Stored records:
>>>

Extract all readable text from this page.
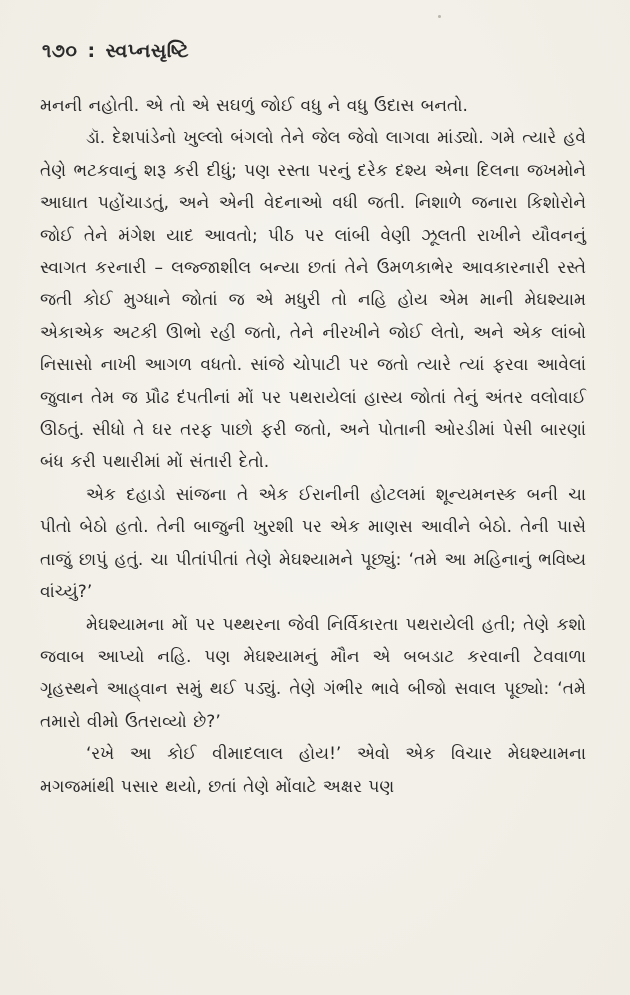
૧૭૦ : સ્વપ્નસૃષ્ટિ

મનની નહોતી. એ તો એ સઘળું જોઈ વધુ ને વધુ ઉદાસ બનતો.

ડૉ. દેશપાંડેનો ખુલ્લો બંગલો તેને જેલ જેવો લાગવા માંડ્યો. ગમે ત્યારે હવે તેણે ભટકવાનું શરૂ કરી દીધું; પણ રસ્તા પરનું દરેક દશ્ય એના દિલના જખમોને આઘાત પહોંચાડતું, અને એની વેદનાઓ વધી જતી. નિશાળે જનારા કિશોરોને જોઈ તેને મંગેશ યાદ આવતો; પીઠ પર લાંબી વેણી ઝૂલતી રાખીને યૌવનનું સ્વાગત કરનારી – લજ્જાશીલ બન્યા છતાં તેને ઉમળકાભેર આવકારનારી રસ્તે જતી કોઈ મુગ્ધાને જોતાં જ એ મધુરી તો નહિ હોય એમ માની મેઘશ્યામ એકાએક અટકી ઊભો રહી જતો, તેને નીરખીને જોઈ લેતો, અને એક લાંબો નિસાસો નાખી આગળ વધતો. સાંજે ચોપાટી પર જતો ત્યારે ત્યાં ફરવા આવેલાં જુવાન તેમ જ પ્રૌઢ દંપતીનાં મોં પર પથરાયેલાં હાસ્ય જોતાં તેનું અંતર વલોવાઈ ઊઠતું. સીધો તે ઘર તરફ પાછો ફરી જતો, અને પોતાની ઓરડીમાં પેસી બારણાં બંધ કરી પથારીમાં મોં સંતારી દેતો.

એક દહાડો સાંજના તે એક ઈરાનીની હોટલમાં શૂન્યમનસ્ક બની ચા પીતો બેઠો હતો. તેની બાજુની ખુરશી પર એક માણસ આવીને બેઠો. તેની પાસે તાજું છાપું હતું. ચા પીતાંપીતાં તેણે મેઘશ્યામને પૂછ્યું: ‘તમે આ મહિનાનું ભવિષ્ય વાંચ્યું?’

મેઘશ્યામના મોં પર પથ્થરના જેવી નિર્વિકારતા પથરાયેલી હતી; તેણે કશો જવાબ આપ્યો નહિ. પણ મેઘશ્યામનું મૌન એ બબડાટ કરવાની ટેવવાળા ગૃહસ્થને આહ્‌વાન સમું થઈ પડ્યું. તેણે ગંભીર ભાવે બીજો સવાલ પૂછ્યો: ‘તમે તમારો વીમો ઉતરાવ્યો છે?’

‘રખે આ કોઈ વીમાદલાલ હોય!’ એવો એક વિચાર મેઘશ્યામના મગજમાંથી પસાર થયો, છતાં તેણે મોંવાટે અક્ષર પણ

<<<

**Work required**
Write out the material above again, word for word, minus its pictures.

**Final result**
Extract all readable text from this page.
૧૭૦ : સ્વપ્નસૃષ્ટિ

મનની નહોતી. એ તો એ સઘળું જોઈ વધુ ને વધુ ઉદાસ બનતો.

ડૉ. દેશપાંડેનો ખુલ્લો બંગલો તેને જેલ જેવો લાગવા માંડ્યો. ગમે ત્યારે હવે તેણે ભટકવાનું શરૂ કરી દીધું; પણ રસ્તા પરનું દરેક દશ્ય એના દિલના જખમોને આઘાત પહોંચાડતું, અને એની વેદનાઓ વધી જતી. નિશાળે જનારા કિશોરોને જોઈ તેને મંગેશ યાદ આવતો; પીઠ પર લાંબી વેણી ઝૂલતી રાખીને યૌવનનું સ્વાગત કરનારી – લજ્જાશીલ બન્યા છતાં તેને ઉમળકાભેર આવકારનારી રસ્તે જતી કોઈ મુગ્ધાને જોતાં જ એ મધુરી તો નહિ હોય એમ માની મેઘશ્યામ એકાએક અટકી ઊભો રહી જતો, તેને નીરખીને જોઈ લેતો, અને એક લાંબો નિસાસો નાખી આગળ વધતો. સાંજે ચોપાટી પર જતો ત્યારે ત્યાં ફરવા આવેલાં જુવાન તેમ જ પ્રૌઢ દંપતીનાં મોં પર પથરાયેલાં હાસ્ય જોતાં તેનું અંતર વલોવાઈ ઊઠતું. સીધો તે ઘર તરફ પાછો ફરી જતો, અને પોતાની ઓરડીમાં પેસી બારણાં બંધ કરી પથારીમાં મોં સંતારી દેતો.

એક દહાડો સાંજના તે એક ઈરાનીની હોટલમાં શૂન્યમનસ્ક બની ચા પીતો બેઠો હતો. તેની બાજુની ખુરશી પર એક માણસ આવીને બેઠો. તેની પાસે તાજું છાપું હતું. ચા પીતાંપીતાં તેણે મેઘશ્યામને પૂછ્યું: ‘તમે આ મહિનાનું ભવિષ્ય વાંચ્યું?’

મેઘશ્યામના મોં પર પથ્થરના જેવી નિર્વિકારતા પથરાયેલી હતી; તેણે કશો જવાબ આપ્યો નહિ. પણ મેઘશ્યામનું મૌન એ બબડાટ કરવાની ટેવવાળા ગૃહસ્થને આહ્‌વાન સમું થઈ પડ્યું. તેણે ગંભીર ભાવે બીજો સવાલ પૂછ્યો: ‘તમે તમારો વીમો ઉતરાવ્યો છે?’

‘રખે આ કોઈ વીમાદલાલ હોય!’ એવો એક વિચાર મેઘશ્યામના મગજમાંથી પસાર થયો, છતાં તેણે મોંવાટે અક્ષર પણ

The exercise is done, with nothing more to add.